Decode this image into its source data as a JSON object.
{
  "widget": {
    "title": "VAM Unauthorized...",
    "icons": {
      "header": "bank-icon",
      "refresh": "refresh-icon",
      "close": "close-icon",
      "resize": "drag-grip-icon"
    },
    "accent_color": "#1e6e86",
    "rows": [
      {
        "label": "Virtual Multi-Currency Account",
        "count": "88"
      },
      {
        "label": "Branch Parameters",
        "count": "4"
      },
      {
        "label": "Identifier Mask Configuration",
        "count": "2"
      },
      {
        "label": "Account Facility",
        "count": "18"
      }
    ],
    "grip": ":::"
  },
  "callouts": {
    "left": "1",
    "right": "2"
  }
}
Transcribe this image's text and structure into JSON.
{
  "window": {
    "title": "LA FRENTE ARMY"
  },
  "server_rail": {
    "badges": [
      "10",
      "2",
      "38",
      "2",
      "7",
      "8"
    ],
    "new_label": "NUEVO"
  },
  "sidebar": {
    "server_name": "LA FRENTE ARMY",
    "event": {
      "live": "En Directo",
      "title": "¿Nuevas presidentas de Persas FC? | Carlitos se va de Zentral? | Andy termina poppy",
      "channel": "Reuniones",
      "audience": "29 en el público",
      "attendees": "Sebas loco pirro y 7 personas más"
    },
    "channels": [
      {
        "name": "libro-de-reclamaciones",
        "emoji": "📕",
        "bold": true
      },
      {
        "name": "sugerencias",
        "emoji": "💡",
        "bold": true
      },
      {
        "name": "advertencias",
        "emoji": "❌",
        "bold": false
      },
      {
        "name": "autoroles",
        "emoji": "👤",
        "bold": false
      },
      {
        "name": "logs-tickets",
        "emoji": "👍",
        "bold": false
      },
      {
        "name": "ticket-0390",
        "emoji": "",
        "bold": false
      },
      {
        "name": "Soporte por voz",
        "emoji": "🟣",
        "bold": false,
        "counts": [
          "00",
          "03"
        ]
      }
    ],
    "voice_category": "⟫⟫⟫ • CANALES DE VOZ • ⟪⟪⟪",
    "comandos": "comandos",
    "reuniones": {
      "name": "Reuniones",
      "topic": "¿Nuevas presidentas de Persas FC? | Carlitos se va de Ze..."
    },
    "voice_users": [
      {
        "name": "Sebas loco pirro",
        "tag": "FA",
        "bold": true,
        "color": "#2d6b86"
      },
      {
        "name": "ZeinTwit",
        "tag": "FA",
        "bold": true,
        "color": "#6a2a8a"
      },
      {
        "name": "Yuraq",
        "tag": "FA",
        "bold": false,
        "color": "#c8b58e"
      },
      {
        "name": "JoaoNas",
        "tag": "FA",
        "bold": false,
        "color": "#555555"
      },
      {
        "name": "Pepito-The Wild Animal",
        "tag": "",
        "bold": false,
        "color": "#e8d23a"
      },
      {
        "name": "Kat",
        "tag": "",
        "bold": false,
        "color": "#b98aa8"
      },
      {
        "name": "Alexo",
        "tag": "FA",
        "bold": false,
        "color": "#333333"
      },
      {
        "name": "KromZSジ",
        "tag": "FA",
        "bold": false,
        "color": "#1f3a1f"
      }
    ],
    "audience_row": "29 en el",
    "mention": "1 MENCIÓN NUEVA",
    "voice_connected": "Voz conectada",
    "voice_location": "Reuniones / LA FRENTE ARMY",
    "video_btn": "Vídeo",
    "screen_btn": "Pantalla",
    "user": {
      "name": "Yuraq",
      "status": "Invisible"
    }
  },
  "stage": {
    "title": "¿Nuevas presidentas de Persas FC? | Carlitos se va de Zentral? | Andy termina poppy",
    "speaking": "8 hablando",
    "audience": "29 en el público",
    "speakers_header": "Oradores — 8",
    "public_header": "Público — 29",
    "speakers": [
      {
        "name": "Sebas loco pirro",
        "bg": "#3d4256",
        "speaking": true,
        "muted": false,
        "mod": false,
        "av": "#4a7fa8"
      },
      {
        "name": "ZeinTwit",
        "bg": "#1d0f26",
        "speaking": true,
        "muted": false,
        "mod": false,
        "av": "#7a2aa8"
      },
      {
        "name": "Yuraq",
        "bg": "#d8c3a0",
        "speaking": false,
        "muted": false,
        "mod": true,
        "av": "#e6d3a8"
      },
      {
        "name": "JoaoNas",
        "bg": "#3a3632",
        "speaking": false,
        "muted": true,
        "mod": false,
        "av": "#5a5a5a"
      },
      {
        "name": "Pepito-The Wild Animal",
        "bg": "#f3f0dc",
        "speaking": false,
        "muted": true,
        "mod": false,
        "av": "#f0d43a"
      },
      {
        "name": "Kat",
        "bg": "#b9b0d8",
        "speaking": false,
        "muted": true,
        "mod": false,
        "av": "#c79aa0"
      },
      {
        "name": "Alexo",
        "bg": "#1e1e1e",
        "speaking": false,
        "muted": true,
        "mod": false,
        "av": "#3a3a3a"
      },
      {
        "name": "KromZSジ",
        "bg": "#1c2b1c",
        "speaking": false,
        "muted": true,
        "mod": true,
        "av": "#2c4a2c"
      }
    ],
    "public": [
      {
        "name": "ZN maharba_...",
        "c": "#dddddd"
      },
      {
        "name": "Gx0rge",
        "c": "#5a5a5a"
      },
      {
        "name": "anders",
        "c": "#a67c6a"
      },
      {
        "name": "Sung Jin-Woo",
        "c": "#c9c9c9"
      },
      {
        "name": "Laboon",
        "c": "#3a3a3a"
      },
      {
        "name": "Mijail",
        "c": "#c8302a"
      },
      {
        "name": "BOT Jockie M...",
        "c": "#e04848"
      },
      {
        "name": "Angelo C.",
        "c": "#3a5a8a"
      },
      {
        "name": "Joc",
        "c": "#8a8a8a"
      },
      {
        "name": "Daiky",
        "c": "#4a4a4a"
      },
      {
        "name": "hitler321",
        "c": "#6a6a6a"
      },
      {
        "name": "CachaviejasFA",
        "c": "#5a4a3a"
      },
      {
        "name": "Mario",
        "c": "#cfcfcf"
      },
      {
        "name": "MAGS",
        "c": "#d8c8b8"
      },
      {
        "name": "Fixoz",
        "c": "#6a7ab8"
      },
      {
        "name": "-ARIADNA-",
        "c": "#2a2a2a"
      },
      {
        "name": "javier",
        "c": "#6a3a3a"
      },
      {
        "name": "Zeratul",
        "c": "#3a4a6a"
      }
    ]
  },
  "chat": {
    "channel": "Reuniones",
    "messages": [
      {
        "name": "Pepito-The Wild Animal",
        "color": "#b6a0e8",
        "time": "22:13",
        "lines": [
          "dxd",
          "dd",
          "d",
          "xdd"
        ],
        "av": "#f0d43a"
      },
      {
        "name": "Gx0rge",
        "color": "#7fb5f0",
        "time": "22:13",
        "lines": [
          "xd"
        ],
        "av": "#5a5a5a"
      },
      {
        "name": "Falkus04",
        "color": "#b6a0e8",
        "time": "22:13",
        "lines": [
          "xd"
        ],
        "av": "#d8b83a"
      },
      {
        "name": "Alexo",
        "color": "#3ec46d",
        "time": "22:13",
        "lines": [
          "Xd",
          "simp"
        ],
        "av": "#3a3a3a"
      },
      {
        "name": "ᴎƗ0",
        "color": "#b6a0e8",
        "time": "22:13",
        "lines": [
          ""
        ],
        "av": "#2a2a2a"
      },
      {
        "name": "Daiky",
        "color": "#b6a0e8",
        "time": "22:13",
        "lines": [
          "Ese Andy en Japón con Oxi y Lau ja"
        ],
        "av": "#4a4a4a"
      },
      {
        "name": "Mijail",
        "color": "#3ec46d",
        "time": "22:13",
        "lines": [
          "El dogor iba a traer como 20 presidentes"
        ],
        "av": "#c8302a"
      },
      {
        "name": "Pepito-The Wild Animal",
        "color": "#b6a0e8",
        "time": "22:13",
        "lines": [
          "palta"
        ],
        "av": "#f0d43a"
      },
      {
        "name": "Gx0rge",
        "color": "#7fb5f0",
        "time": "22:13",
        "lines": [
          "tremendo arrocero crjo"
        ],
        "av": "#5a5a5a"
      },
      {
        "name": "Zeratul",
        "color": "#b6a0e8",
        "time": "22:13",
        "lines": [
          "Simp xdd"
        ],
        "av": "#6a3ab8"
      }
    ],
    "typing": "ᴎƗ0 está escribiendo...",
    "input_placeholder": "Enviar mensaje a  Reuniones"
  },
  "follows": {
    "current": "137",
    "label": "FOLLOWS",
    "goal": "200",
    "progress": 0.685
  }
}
* * * * *
Within the entries above, report how many lines include "Account", and keep the answer to the number.

2